* **Task**: Reproduce the listing below, switching every "volume-bar" to "volume-column" and leaving everything else unchanged.

── Listing ──

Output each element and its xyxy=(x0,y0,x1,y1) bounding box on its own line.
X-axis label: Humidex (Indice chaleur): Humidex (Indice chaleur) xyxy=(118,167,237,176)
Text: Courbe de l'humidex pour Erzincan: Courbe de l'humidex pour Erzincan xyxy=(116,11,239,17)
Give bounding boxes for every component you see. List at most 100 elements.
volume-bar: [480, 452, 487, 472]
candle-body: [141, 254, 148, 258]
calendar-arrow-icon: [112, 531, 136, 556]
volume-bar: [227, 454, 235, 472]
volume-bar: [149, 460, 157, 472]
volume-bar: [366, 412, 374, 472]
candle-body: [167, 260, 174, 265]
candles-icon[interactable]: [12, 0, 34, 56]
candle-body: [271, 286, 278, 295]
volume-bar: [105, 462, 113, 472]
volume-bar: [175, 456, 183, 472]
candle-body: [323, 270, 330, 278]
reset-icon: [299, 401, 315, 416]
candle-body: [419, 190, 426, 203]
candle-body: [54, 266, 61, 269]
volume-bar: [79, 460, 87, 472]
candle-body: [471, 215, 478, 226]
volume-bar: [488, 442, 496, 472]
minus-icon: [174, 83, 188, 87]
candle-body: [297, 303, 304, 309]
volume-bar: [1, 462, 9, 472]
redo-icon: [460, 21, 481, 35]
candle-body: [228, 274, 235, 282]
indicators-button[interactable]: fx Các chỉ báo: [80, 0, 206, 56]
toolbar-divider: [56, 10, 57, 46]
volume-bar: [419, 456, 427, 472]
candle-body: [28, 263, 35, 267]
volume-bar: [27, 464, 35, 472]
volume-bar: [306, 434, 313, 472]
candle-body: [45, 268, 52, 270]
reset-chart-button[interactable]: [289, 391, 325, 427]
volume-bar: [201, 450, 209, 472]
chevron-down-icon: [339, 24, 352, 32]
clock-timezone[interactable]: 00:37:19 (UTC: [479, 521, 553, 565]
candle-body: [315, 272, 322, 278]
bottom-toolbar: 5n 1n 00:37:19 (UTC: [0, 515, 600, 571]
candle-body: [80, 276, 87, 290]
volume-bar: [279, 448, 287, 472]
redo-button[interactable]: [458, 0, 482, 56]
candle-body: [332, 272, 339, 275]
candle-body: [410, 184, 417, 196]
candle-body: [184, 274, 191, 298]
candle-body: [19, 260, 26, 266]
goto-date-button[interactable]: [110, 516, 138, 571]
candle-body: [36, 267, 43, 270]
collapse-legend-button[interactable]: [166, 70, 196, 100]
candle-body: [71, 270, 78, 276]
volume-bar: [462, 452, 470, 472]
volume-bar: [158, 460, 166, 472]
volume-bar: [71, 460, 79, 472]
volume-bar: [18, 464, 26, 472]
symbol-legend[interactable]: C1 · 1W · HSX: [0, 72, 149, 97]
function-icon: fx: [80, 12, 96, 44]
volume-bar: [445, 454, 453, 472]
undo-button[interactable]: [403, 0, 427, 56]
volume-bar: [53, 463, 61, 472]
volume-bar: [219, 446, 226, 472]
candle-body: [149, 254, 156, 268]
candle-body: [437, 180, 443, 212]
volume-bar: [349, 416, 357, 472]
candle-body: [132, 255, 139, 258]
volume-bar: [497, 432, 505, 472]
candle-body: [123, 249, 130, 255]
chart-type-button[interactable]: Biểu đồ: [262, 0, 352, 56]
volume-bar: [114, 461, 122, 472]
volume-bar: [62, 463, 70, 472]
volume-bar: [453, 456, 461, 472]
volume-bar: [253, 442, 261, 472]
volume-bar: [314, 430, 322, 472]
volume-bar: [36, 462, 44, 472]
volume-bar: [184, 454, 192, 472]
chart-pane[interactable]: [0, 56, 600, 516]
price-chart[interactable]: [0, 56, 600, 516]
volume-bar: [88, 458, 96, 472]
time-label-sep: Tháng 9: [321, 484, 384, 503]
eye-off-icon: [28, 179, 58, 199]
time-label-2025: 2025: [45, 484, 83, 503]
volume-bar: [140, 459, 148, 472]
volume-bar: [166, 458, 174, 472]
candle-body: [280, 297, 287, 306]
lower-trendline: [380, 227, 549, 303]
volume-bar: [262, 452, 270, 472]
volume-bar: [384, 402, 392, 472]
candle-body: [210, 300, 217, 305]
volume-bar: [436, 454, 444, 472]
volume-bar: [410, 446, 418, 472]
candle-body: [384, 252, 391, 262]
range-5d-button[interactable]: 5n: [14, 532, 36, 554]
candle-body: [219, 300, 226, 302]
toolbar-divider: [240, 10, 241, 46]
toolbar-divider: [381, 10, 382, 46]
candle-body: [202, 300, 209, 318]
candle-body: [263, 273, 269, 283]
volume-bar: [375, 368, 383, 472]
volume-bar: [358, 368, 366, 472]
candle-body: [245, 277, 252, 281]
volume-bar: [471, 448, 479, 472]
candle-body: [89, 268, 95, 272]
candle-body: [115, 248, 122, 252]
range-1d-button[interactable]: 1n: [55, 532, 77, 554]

───

* **Solution for this exercise**:
Output each element and its xyxy=(x0,y0,x1,y1) bounding box on its own line.
X-axis label: Humidex (Indice chaleur): Humidex (Indice chaleur) xyxy=(118,167,237,176)
Text: Courbe de l'humidex pour Erzincan: Courbe de l'humidex pour Erzincan xyxy=(116,11,239,17)
Give bounding boxes for every component you see. List at most 100 elements.
volume-column: [480, 452, 487, 472]
candle-body: [141, 254, 148, 258]
calendar-arrow-icon: [112, 531, 136, 556]
volume-column: [227, 454, 235, 472]
volume-column: [149, 460, 157, 472]
volume-column: [366, 412, 374, 472]
candle-body: [167, 260, 174, 265]
candles-icon[interactable]: [12, 0, 34, 56]
candle-body: [271, 286, 278, 295]
volume-column: [105, 462, 113, 472]
volume-column: [175, 456, 183, 472]
candle-body: [323, 270, 330, 278]
reset-icon: [299, 401, 315, 416]
candle-body: [419, 190, 426, 203]
candle-body: [54, 266, 61, 269]
volume-column: [79, 460, 87, 472]
candle-body: [471, 215, 478, 226]
volume-column: [488, 442, 496, 472]
minus-icon: [174, 83, 188, 87]
candle-body: [297, 303, 304, 309]
volume-column: [1, 462, 9, 472]
redo-icon: [460, 21, 481, 35]
candle-body: [228, 274, 235, 282]
indicators-button[interactable]: fx Các chỉ báo: [80, 0, 206, 56]
toolbar-divider: [56, 10, 57, 46]
volume-column: [419, 456, 427, 472]
candle-body: [28, 263, 35, 267]
volume-column: [27, 464, 35, 472]
volume-column: [306, 434, 313, 472]
candle-body: [45, 268, 52, 270]
reset-chart-button[interactable]: [289, 391, 325, 427]
volume-column: [201, 450, 209, 472]
chevron-down-icon: [339, 24, 352, 32]
clock-timezone[interactable]: 00:37:19 (UTC: [479, 521, 553, 565]
candle-body: [315, 272, 322, 278]
bottom-toolbar: 5n 1n 00:37:19 (UTC: [0, 515, 600, 571]
candle-body: [80, 276, 87, 290]
volume-column: [279, 448, 287, 472]
redo-button[interactable]: [458, 0, 482, 56]
candle-body: [332, 272, 339, 275]
candle-body: [410, 184, 417, 196]
candle-body: [184, 274, 191, 298]
candle-body: [19, 260, 26, 266]
goto-date-button[interactable]: [110, 516, 138, 571]
candle-body: [36, 267, 43, 270]
collapse-legend-button[interactable]: [166, 70, 196, 100]
candle-body: [71, 270, 78, 276]
volume-column: [462, 452, 470, 472]
volume-column: [158, 460, 166, 472]
volume-column: [71, 460, 79, 472]
volume-column: [18, 464, 26, 472]
symbol-legend[interactable]: C1 · 1W · HSX: [0, 72, 149, 97]
function-icon: fx: [80, 12, 96, 44]
volume-column: [445, 454, 453, 472]
undo-button[interactable]: [403, 0, 427, 56]
volume-column: [53, 463, 61, 472]
volume-column: [219, 446, 226, 472]
candle-body: [149, 254, 156, 268]
candle-body: [437, 180, 443, 212]
volume-column: [349, 416, 357, 472]
candle-body: [132, 255, 139, 258]
volume-column: [497, 432, 505, 472]
candle-body: [123, 249, 130, 255]
chart-type-button[interactable]: Biểu đồ: [262, 0, 352, 56]
volume-column: [114, 461, 122, 472]
volume-column: [62, 463, 70, 472]
volume-column: [453, 456, 461, 472]
volume-column: [253, 442, 261, 472]
volume-column: [314, 430, 322, 472]
volume-column: [36, 462, 44, 472]
volume-column: [184, 454, 192, 472]
chart-pane[interactable]: [0, 56, 600, 516]
price-chart[interactable]: [0, 56, 600, 516]
volume-column: [88, 458, 96, 472]
time-label-sep: Tháng 9: [321, 484, 384, 503]
eye-off-icon: [28, 179, 58, 199]
time-label-2025: 2025: [45, 484, 83, 503]
volume-column: [140, 459, 148, 472]
volume-column: [166, 458, 174, 472]
candle-body: [280, 297, 287, 306]
lower-trendline: [380, 227, 549, 303]
volume-column: [262, 452, 270, 472]
volume-column: [384, 402, 392, 472]
candle-body: [210, 300, 217, 305]
volume-column: [436, 454, 444, 472]
volume-column: [410, 446, 418, 472]
candle-body: [384, 252, 391, 262]
range-5d-button[interactable]: 5n: [14, 532, 36, 554]
candle-body: [219, 300, 226, 302]
toolbar-divider: [240, 10, 241, 46]
toolbar-divider: [381, 10, 382, 46]
candle-body: [202, 300, 209, 318]
candle-body: [263, 273, 269, 283]
volume-column: [375, 368, 383, 472]
volume-column: [358, 368, 366, 472]
candle-body: [245, 277, 252, 281]
volume-column: [471, 448, 479, 472]
candle-body: [89, 268, 95, 272]
candle-body: [115, 248, 122, 252]
range-1d-button[interactable]: 1n: [55, 532, 77, 554]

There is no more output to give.